WHAT TO PRODUCE> Transcribe every line, keeping it exact.

====== EXTRACTED ENTRIES

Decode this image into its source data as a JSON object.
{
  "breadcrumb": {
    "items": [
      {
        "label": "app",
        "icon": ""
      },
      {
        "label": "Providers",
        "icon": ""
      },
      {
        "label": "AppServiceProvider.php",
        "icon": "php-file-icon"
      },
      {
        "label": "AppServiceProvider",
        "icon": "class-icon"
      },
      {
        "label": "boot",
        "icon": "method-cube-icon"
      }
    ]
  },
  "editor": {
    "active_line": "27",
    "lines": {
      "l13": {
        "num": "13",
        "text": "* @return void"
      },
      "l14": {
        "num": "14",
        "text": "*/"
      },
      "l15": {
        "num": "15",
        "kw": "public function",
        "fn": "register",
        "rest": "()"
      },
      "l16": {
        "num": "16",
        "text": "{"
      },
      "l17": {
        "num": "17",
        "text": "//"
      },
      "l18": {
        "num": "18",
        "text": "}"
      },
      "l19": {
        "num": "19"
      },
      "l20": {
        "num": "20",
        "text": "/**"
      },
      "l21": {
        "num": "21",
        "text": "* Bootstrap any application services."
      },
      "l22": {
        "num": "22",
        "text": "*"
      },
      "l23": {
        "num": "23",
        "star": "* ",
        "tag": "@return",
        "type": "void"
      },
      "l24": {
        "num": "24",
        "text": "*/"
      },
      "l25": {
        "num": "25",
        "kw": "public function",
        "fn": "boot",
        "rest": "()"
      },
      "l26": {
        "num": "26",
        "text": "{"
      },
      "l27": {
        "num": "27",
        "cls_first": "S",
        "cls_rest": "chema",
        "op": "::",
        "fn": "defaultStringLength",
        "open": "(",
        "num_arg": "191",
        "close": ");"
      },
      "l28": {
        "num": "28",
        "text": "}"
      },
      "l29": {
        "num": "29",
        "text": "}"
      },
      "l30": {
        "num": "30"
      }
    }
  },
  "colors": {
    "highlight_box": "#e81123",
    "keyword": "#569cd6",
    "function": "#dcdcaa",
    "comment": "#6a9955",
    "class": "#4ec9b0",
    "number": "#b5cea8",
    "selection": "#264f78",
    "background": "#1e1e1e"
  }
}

============

WRITTEN ANSWER>
Decode this image into its source data as a JSON object.
{
  "breadcrumb": {
    "items": [
      {
        "label": "app",
        "icon": ""
      },
      {
        "label": "Providers",
        "icon": ""
      },
      {
        "label": "AppServiceProvider.php",
        "icon": "php-file-icon"
      },
      {
        "label": "AppServiceProvider",
        "icon": "class-icon"
      },
      {
        "label": "boot",
        "icon": "method-cube-icon"
      }
    ]
  },
  "editor": {
    "active_line": "27",
    "lines": {
      "l13": {
        "num": "13",
        "text": "* @return void"
      },
      "l14": {
        "num": "14",
        "text": "*/"
      },
      "l15": {
        "num": "15",
        "kw": "public function",
        "fn": "register",
        "rest": "()"
      },
      "l16": {
        "num": "16",
        "text": "{"
      },
      "l17": {
        "num": "17",
        "text": "//"
      },
      "l18": {
        "num": "18",
        "text": "}"
      },
      "l19": {
        "num": "19"
      },
      "l20": {
        "num": "20",
        "text": "/**"
      },
      "l21": {
        "num": "21",
        "text": "* Bootstrap any application services."
      },
      "l22": {
        "num": "22",
        "text": "*"
      },
      "l23": {
        "num": "23",
        "star": "* ",
        "tag": "@return",
        "type": "void"
      },
      "l24": {
        "num": "24",
        "text": "*/"
      },
      "l25": {
        "num": "25",
        "kw": "public function",
        "fn": "boot",
        "rest": "()"
      },
      "l26": {
        "num": "26",
        "text": "{"
      },
      "l27": {
        "num": "27",
        "cls_first": "S",
        "cls_rest": "chema",
        "op": "::",
        "fn": "defaultStringLength",
        "open": "(",
        "num_arg": "191",
        "close": ");"
      },
      "l28": {
        "num": "28",
        "text": "}"
      },
      "l29": {
        "num": "29",
        "text": "}"
      },
      "l30": {
        "num": "30"
      }
    }
  },
  "colors": {
    "highlight_box": "#e81123",
    "keyword": "#569cd6",
    "function": "#dcdcaa",
    "comment": "#6a9955",
    "class": "#4ec9b0",
    "number": "#b5cea8",
    "selection": "#264f78",
    "background": "#1e1e1e"
  }
}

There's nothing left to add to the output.